Copy the data below exactly.

▸ **Records supplied**
-- Begin --

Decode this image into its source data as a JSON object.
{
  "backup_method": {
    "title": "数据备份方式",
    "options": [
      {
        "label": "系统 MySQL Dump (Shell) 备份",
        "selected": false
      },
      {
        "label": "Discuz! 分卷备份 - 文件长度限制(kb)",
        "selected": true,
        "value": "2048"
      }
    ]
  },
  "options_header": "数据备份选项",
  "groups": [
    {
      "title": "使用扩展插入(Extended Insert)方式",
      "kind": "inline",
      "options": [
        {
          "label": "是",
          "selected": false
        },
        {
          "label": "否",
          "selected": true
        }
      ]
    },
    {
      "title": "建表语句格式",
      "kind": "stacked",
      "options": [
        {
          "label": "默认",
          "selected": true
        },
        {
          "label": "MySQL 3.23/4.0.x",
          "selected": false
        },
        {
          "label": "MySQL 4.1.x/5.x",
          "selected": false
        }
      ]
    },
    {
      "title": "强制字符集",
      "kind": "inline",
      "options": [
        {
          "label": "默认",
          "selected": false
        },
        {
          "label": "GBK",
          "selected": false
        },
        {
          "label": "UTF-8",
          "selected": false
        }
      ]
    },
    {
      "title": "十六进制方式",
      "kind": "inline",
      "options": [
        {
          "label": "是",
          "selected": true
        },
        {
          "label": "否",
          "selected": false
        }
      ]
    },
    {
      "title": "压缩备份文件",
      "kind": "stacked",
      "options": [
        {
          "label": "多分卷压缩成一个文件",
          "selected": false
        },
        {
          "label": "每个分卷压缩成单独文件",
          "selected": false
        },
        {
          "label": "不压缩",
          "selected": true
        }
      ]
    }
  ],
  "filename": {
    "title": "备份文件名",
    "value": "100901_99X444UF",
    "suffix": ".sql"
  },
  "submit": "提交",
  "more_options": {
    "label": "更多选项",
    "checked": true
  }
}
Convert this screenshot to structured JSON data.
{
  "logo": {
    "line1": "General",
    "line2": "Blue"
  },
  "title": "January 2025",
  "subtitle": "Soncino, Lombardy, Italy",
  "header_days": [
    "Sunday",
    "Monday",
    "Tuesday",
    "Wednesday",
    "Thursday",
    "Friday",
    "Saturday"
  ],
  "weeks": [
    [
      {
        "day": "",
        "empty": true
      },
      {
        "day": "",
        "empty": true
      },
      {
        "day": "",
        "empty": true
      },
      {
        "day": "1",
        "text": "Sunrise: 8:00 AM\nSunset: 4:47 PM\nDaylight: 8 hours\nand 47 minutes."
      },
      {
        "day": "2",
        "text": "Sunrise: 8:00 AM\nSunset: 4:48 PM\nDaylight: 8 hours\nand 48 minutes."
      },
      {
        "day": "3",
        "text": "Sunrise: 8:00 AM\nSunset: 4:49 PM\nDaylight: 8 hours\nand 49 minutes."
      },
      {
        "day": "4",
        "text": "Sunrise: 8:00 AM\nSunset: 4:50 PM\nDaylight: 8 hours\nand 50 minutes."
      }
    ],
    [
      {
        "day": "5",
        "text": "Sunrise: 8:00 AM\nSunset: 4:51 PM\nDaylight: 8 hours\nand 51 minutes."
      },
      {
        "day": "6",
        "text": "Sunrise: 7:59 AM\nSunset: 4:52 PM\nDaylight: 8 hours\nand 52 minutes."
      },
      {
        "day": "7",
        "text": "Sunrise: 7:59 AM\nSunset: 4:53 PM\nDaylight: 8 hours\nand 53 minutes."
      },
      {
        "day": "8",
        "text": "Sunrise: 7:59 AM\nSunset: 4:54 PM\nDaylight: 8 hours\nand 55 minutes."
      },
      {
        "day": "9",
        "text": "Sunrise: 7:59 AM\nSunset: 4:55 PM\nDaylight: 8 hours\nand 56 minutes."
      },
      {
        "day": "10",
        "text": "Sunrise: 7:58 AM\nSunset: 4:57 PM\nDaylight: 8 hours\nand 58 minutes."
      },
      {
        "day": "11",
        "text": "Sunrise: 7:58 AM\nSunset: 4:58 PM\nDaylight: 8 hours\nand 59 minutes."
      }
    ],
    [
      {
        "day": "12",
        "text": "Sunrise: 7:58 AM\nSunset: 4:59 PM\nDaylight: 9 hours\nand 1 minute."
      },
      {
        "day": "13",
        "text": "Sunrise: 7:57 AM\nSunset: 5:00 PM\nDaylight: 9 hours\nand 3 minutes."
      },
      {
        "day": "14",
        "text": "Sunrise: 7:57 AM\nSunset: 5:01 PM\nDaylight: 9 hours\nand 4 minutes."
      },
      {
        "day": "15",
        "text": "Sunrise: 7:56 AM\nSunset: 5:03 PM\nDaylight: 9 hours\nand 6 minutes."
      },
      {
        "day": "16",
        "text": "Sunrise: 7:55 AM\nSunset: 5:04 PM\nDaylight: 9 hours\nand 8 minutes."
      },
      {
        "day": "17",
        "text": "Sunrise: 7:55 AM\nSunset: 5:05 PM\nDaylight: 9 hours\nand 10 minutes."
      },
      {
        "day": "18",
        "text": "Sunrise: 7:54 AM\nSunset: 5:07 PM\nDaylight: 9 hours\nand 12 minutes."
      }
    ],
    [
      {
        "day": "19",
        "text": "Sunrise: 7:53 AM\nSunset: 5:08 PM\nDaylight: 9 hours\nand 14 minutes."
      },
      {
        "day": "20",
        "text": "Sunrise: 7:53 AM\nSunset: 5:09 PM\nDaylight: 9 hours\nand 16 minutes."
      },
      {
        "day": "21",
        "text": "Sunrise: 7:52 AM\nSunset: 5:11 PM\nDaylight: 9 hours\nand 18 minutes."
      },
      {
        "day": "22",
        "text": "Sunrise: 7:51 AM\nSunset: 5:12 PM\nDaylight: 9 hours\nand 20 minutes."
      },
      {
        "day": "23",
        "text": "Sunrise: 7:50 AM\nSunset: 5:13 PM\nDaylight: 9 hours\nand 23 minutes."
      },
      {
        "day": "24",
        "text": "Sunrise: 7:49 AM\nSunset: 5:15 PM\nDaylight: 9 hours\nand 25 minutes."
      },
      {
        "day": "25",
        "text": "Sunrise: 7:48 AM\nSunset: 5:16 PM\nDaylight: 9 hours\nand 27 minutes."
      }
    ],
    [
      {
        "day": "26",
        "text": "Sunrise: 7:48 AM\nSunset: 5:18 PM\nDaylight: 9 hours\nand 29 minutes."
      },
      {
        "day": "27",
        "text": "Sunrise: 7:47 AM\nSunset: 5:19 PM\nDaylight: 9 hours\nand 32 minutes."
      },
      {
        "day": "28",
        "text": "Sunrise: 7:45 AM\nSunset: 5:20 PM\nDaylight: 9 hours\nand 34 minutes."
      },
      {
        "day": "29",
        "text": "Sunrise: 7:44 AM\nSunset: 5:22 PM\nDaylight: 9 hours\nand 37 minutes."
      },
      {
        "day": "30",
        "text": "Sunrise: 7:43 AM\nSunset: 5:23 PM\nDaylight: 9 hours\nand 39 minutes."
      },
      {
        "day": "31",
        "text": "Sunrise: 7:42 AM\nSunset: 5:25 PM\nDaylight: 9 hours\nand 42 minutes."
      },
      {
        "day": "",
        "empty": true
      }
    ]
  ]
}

-- End --

▸ **The response**
Decode this image into its source data as a JSON object.
{
  "backup_method": {
    "title": "数据备份方式",
    "options": [
      {
        "label": "系统 MySQL Dump (Shell) 备份",
        "selected": false
      },
      {
        "label": "Discuz! 分卷备份 - 文件长度限制(kb)",
        "selected": true,
        "value": "2048"
      }
    ]
  },
  "options_header": "数据备份选项",
  "groups": [
    {
      "title": "使用扩展插入(Extended Insert)方式",
      "kind": "inline",
      "options": [
        {
          "label": "是",
          "selected": false
        },
        {
          "label": "否",
          "selected": true
        }
      ]
    },
    {
      "title": "建表语句格式",
      "kind": "stacked",
      "options": [
        {
          "label": "默认",
          "selected": true
        },
        {
          "label": "MySQL 3.23/4.0.x",
          "selected": false
        },
        {
          "label": "MySQL 4.1.x/5.x",
          "selected": false
        }
      ]
    },
    {
      "title": "强制字符集",
      "kind": "inline",
      "options": [
        {
          "label": "默认",
          "selected": false
        },
        {
          "label": "GBK",
          "selected": false
        },
        {
          "label": "UTF-8",
          "selected": false
        }
      ]
    },
    {
      "title": "十六进制方式",
      "kind": "inline",
      "options": [
        {
          "label": "是",
          "selected": true
        },
        {
          "label": "否",
          "selected": false
        }
      ]
    },
    {
      "title": "压缩备份文件",
      "kind": "stacked",
      "options": [
        {
          "label": "多分卷压缩成一个文件",
          "selected": false
        },
        {
          "label": "每个分卷压缩成单独文件",
          "selected": false
        },
        {
          "label": "不压缩",
          "selected": true
        }
      ]
    }
  ],
  "filename": {
    "title": "备份文件名",
    "value": "100901_99X444UF",
    "suffix": ".sql"
  },
  "submit": "提交",
  "more_options": {
    "label": "更多选项",
    "checked": true
  }
}
Convert this screenshot to structured JSON data.
{
  "logo": {
    "line1": "General",
    "line2": "Blue"
  },
  "title": "January 2025",
  "subtitle": "Soncino, Lombardy, Italy",
  "header_days": [
    "Sunday",
    "Monday",
    "Tuesday",
    "Wednesday",
    "Thursday",
    "Friday",
    "Saturday"
  ],
  "weeks": [
    [
      {
        "day": "",
        "empty": true
      },
      {
        "day": "",
        "empty": true
      },
      {
        "day": "",
        "empty": true
      },
      {
        "day": "1",
        "text": "Sunrise: 8:00 AM\nSunset: 4:47 PM\nDaylight: 8 hours\nand 47 minutes."
      },
      {
        "day": "2",
        "text": "Sunrise: 8:00 AM\nSunset: 4:48 PM\nDaylight: 8 hours\nand 48 minutes."
      },
      {
        "day": "3",
        "text": "Sunrise: 8:00 AM\nSunset: 4:49 PM\nDaylight: 8 hours\nand 49 minutes."
      },
      {
        "day": "4",
        "text": "Sunrise: 8:00 AM\nSunset: 4:50 PM\nDaylight: 8 hours\nand 50 minutes."
      }
    ],
    [
      {
        "day": "5",
        "text": "Sunrise: 8:00 AM\nSunset: 4:51 PM\nDaylight: 8 hours\nand 51 minutes."
      },
      {
        "day": "6",
        "text": "Sunrise: 7:59 AM\nSunset: 4:52 PM\nDaylight: 8 hours\nand 52 minutes."
      },
      {
        "day": "7",
        "text": "Sunrise: 7:59 AM\nSunset: 4:53 PM\nDaylight: 8 hours\nand 53 minutes."
      },
      {
        "day": "8",
        "text": "Sunrise: 7:59 AM\nSunset: 4:54 PM\nDaylight: 8 hours\nand 55 minutes."
      },
      {
        "day": "9",
        "text": "Sunrise: 7:59 AM\nSunset: 4:55 PM\nDaylight: 8 hours\nand 56 minutes."
      },
      {
        "day": "10",
        "text": "Sunrise: 7:58 AM\nSunset: 4:57 PM\nDaylight: 8 hours\nand 58 minutes."
      },
      {
        "day": "11",
        "text": "Sunrise: 7:58 AM\nSunset: 4:58 PM\nDaylight: 8 hours\nand 59 minutes."
      }
    ],
    [
      {
        "day": "12",
        "text": "Sunrise: 7:58 AM\nSunset: 4:59 PM\nDaylight: 9 hours\nand 1 minute."
      },
      {
        "day": "13",
        "text": "Sunrise: 7:57 AM\nSunset: 5:00 PM\nDaylight: 9 hours\nand 3 minutes."
      },
      {
        "day": "14",
        "text": "Sunrise: 7:57 AM\nSunset: 5:01 PM\nDaylight: 9 hours\nand 4 minutes."
      },
      {
        "day": "15",
        "text": "Sunrise: 7:56 AM\nSunset: 5:03 PM\nDaylight: 9 hours\nand 6 minutes."
      },
      {
        "day": "16",
        "text": "Sunrise: 7:55 AM\nSunset: 5:04 PM\nDaylight: 9 hours\nand 8 minutes."
      },
      {
        "day": "17",
        "text": "Sunrise: 7:55 AM\nSunset: 5:05 PM\nDaylight: 9 hours\nand 10 minutes."
      },
      {
        "day": "18",
        "text": "Sunrise: 7:54 AM\nSunset: 5:07 PM\nDaylight: 9 hours\nand 12 minutes."
      }
    ],
    [
      {
        "day": "19",
        "text": "Sunrise: 7:53 AM\nSunset: 5:08 PM\nDaylight: 9 hours\nand 14 minutes."
      },
      {
        "day": "20",
        "text": "Sunrise: 7:53 AM\nSunset: 5:09 PM\nDaylight: 9 hours\nand 16 minutes."
      },
      {
        "day": "21",
        "text": "Sunrise: 7:52 AM\nSunset: 5:11 PM\nDaylight: 9 hours\nand 18 minutes."
      },
      {
        "day": "22",
        "text": "Sunrise: 7:51 AM\nSunset: 5:12 PM\nDaylight: 9 hours\nand 20 minutes."
      },
      {
        "day": "23",
        "text": "Sunrise: 7:50 AM\nSunset: 5:13 PM\nDaylight: 9 hours\nand 23 minutes."
      },
      {
        "day": "24",
        "text": "Sunrise: 7:49 AM\nSunset: 5:15 PM\nDaylight: 9 hours\nand 25 minutes."
      },
      {
        "day": "25",
        "text": "Sunrise: 7:48 AM\nSunset: 5:16 PM\nDaylight: 9 hours\nand 27 minutes."
      }
    ],
    [
      {
        "day": "26",
        "text": "Sunrise: 7:48 AM\nSunset: 5:18 PM\nDaylight: 9 hours\nand 29 minutes."
      },
      {
        "day": "27",
        "text": "Sunrise: 7:47 AM\nSunset: 5:19 PM\nDaylight: 9 hours\nand 32 minutes."
      },
      {
        "day": "28",
        "text": "Sunrise: 7:45 AM\nSunset: 5:20 PM\nDaylight: 9 hours\nand 34 minutes."
      },
      {
        "day": "29",
        "text": "Sunrise: 7:44 AM\nSunset: 5:22 PM\nDaylight: 9 hours\nand 37 minutes."
      },
      {
        "day": "30",
        "text": "Sunrise: 7:43 AM\nSunset: 5:23 PM\nDaylight: 9 hours\nand 39 minutes."
      },
      {
        "day": "31",
        "text": "Sunrise: 7:42 AM\nSunset: 5:25 PM\nDaylight: 9 hours\nand 42 minutes."
      },
      {
        "day": "",
        "empty": true
      }
    ]
  ]
}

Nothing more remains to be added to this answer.